### The problem
Print the records below line for line without any changes, leaving out the pictures.

### Provided records
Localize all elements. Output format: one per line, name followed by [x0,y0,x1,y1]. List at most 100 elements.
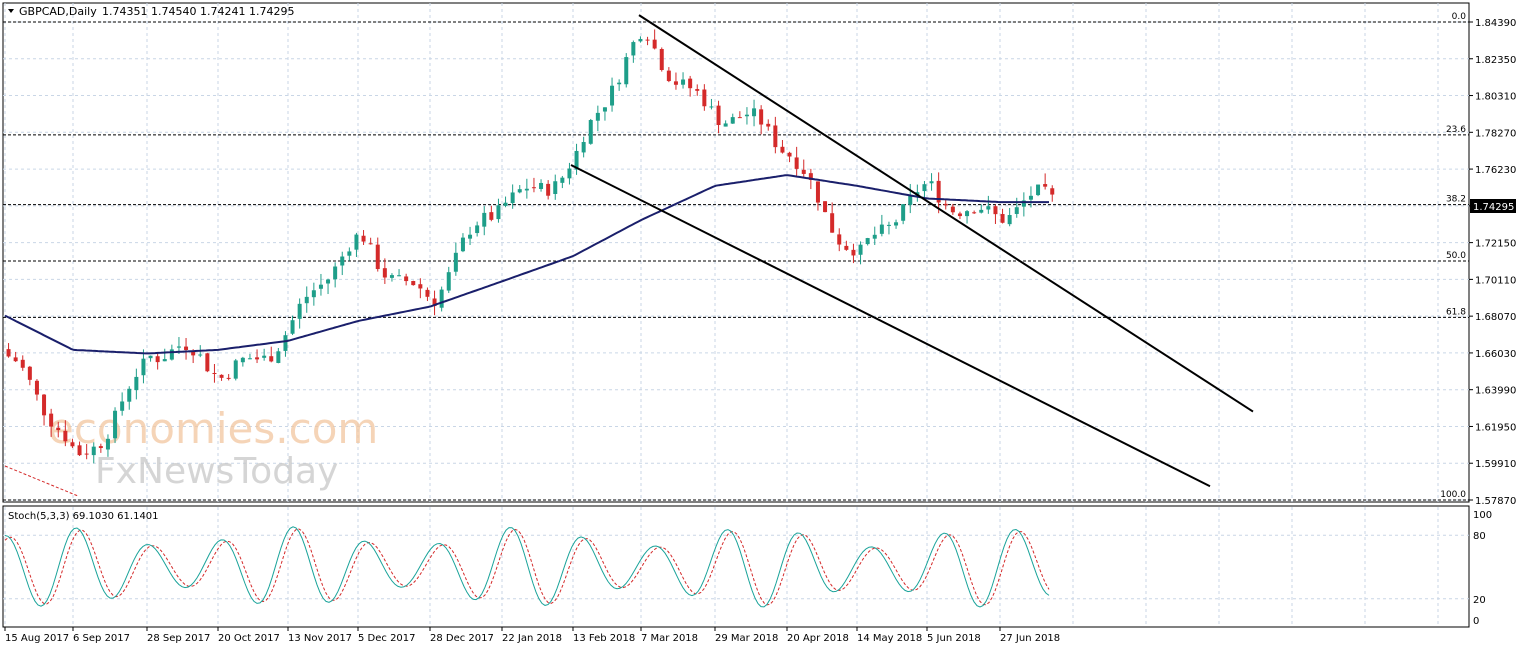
watermark-line2: FxNewsToday [95,451,338,492]
candle-body [723,123,728,127]
candle-body [226,377,231,379]
candle-body [737,117,742,119]
watermark-line1: economies.com [48,404,378,453]
candle-body [262,355,267,358]
chart-canvas: 0.0 23.6 38.2 50.0 61.8 100.0 economies.com F… [2,2,1516,644]
candle-body [389,275,394,278]
candle-body [752,108,757,117]
candle-body [489,212,494,220]
candle-body [1036,184,1041,196]
candle-body [929,181,934,184]
candle-body [943,203,948,206]
candle-body [823,201,828,213]
date-tick-label: 7 Mar 2018 [641,633,698,644]
candle-body [404,276,409,282]
candle-body [368,243,373,245]
candle-body [318,284,323,289]
candle-body [240,357,245,363]
stoch-title: Stoch(5,3,3) 69.1030 61.1401 [8,511,159,522]
candle-body [539,182,544,189]
candle-body [255,357,260,360]
candle-body [98,446,103,449]
date-tick-label: 22 Jan 2018 [502,633,562,644]
candle-body [425,289,430,297]
candle-body [766,123,771,127]
candle-body [815,181,820,203]
candle-body [27,366,32,380]
candle-body [830,213,835,233]
candle-body [801,169,806,174]
candle-body [276,351,281,363]
candle-body [631,42,636,56]
candle-body [1014,207,1019,214]
symbol-label: GBPCAD,Daily [19,5,97,18]
candle-body [176,346,181,348]
date-tick-label: 29 Mar 2018 [715,633,778,644]
price-tick-label: 1.68070 [1475,312,1516,323]
candle-body [382,268,387,278]
candle-body [482,212,487,227]
candle-body [418,284,423,289]
candle-body [212,372,217,374]
candle-body [354,234,359,250]
candle-body [269,356,274,362]
candle-body [610,85,615,106]
candle-body [581,142,586,153]
candle-body [311,290,316,298]
candle-body [70,442,75,447]
candle-body [297,303,302,319]
candle-body [560,177,565,183]
price-tick-label: 1.63990 [1475,386,1516,397]
candle-body [503,202,508,206]
candle-body [787,152,792,157]
candle-body [326,279,331,284]
candle-body [886,224,891,226]
date-tick-label: 13 Nov 2017 [288,633,352,644]
candle-body [553,181,558,194]
price-tick-label: 1.82350 [1475,55,1516,66]
candle-body [148,355,153,359]
candle-body [986,206,991,210]
candle-body [205,353,210,372]
candle-body [84,453,89,455]
candle-body [290,320,295,334]
candle-body [993,206,998,215]
candle-body [397,275,402,277]
candle-body [851,249,856,256]
candle-body [702,89,707,107]
candle-body [169,349,174,360]
date-tick-label: 20 Apr 2018 [787,633,849,644]
ohlc-values: 1.74351 1.74540 1.74241 1.74295 [102,5,294,18]
candle-body [844,245,849,250]
candle-body [950,206,955,213]
candle-body [347,251,352,256]
candle-body [304,296,309,304]
candle-body [439,289,444,308]
date-tick-label: 27 Jun 2018 [1000,633,1060,644]
candle-body [872,234,877,239]
candle-body [155,356,160,363]
price-tick-label: 1.72150 [1475,239,1516,250]
date-tick-label: 28 Sep 2017 [147,633,210,644]
stoch-panel [2,505,1470,628]
candle-body [688,78,693,89]
candle-body [361,235,366,242]
candle-body [730,117,735,124]
candle-body [617,82,622,85]
candle-body [652,39,657,49]
candle-body [624,57,629,85]
candle-body [340,256,345,266]
candle-body [141,358,146,376]
candle-body [233,360,238,379]
candle-body [957,213,962,217]
candle-body [645,39,650,41]
candle-body [1000,214,1005,223]
price-badge-label: 1.74295 [1473,202,1514,213]
price-tick-label: 1.70110 [1475,275,1516,286]
candle-body [879,224,884,234]
candle-body [333,266,338,280]
candle-body [113,410,118,439]
candle-body [134,376,139,391]
candle-body [120,401,125,411]
candle-body [531,187,536,189]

### Response to the exercise
Localize all elements. Output format: one per line, name followed by [x0,y0,x1,y1]. List at most 100 elements.
watermark-line2: FxNewsToday [95,451,338,492]
candle-body [723,123,728,127]
candle-body [226,377,231,379]
candle-body [737,117,742,119]
watermark-line1: economies.com [48,404,378,453]
candle-body [262,355,267,358]
chart-canvas: 0.0 23.6 38.2 50.0 61.8 100.0 economies.com F… [2,2,1516,644]
candle-body [389,275,394,278]
candle-body [752,108,757,117]
candle-body [489,212,494,220]
candle-body [1036,184,1041,196]
candle-body [929,181,934,184]
candle-body [943,203,948,206]
candle-body [823,201,828,213]
date-tick-label: 7 Mar 2018 [641,633,698,644]
candle-body [404,276,409,282]
candle-body [368,243,373,245]
candle-body [318,284,323,289]
candle-body [240,357,245,363]
stoch-title: Stoch(5,3,3) 69.1030 61.1401 [8,511,159,522]
candle-body [539,182,544,189]
candle-body [255,357,260,360]
candle-body [98,446,103,449]
date-tick-label: 22 Jan 2018 [502,633,562,644]
candle-body [425,289,430,297]
candle-body [766,123,771,127]
candle-body [815,181,820,203]
candle-body [27,366,32,380]
candle-body [830,213,835,233]
candle-body [801,169,806,174]
candle-body [276,351,281,363]
candle-body [631,42,636,56]
candle-body [1014,207,1019,214]
symbol-label: GBPCAD,Daily [19,5,97,18]
candle-body [176,346,181,348]
date-tick-label: 29 Mar 2018 [715,633,778,644]
price-tick-label: 1.68070 [1475,312,1516,323]
candle-body [382,268,387,278]
candle-body [482,212,487,227]
candle-body [418,284,423,289]
candle-body [212,372,217,374]
candle-body [354,234,359,250]
candle-body [269,356,274,362]
candle-body [610,85,615,106]
candle-body [581,142,586,153]
candle-body [311,290,316,298]
candle-body [70,442,75,447]
candle-body [297,303,302,319]
candle-body [560,177,565,183]
price-tick-label: 1.63990 [1475,386,1516,397]
candle-body [503,202,508,206]
candle-body [787,152,792,157]
candle-body [326,279,331,284]
candle-body [886,224,891,226]
date-tick-label: 13 Nov 2017 [288,633,352,644]
candle-body [553,181,558,194]
price-tick-label: 1.82350 [1475,55,1516,66]
candle-body [148,355,153,359]
candle-body [986,206,991,210]
candle-body [205,353,210,372]
candle-body [84,453,89,455]
candle-body [290,320,295,334]
candle-body [993,206,998,215]
candle-body [397,275,402,277]
candle-body [851,249,856,256]
candle-body [702,89,707,107]
candle-body [169,349,174,360]
date-tick-label: 20 Apr 2018 [787,633,849,644]
ohlc-values: 1.74351 1.74540 1.74241 1.74295 [102,5,294,18]
candle-body [844,245,849,250]
candle-body [950,206,955,213]
candle-body [347,251,352,256]
candle-body [304,296,309,304]
candle-body [439,289,444,308]
date-tick-label: 27 Jun 2018 [1000,633,1060,644]
candle-body [872,234,877,239]
candle-body [155,356,160,363]
price-tick-label: 1.72150 [1475,239,1516,250]
date-tick-label: 28 Sep 2017 [147,633,210,644]
stoch-panel [2,505,1470,628]
candle-body [688,78,693,89]
candle-body [361,235,366,242]
candle-body [730,117,735,124]
candle-body [617,82,622,85]
candle-body [652,39,657,49]
candle-body [624,57,629,85]
candle-body [340,256,345,266]
candle-body [141,358,146,376]
candle-body [233,360,238,379]
candle-body [957,213,962,217]
candle-body [645,39,650,41]
candle-body [1000,214,1005,223]
price-badge-label: 1.74295 [1473,202,1514,213]
price-tick-label: 1.70110 [1475,275,1516,286]
candle-body [879,224,884,234]
candle-body [333,266,338,280]
candle-body [113,410,118,439]
candle-body [134,376,139,391]
candle-body [120,401,125,411]
candle-body [531,187,536,189]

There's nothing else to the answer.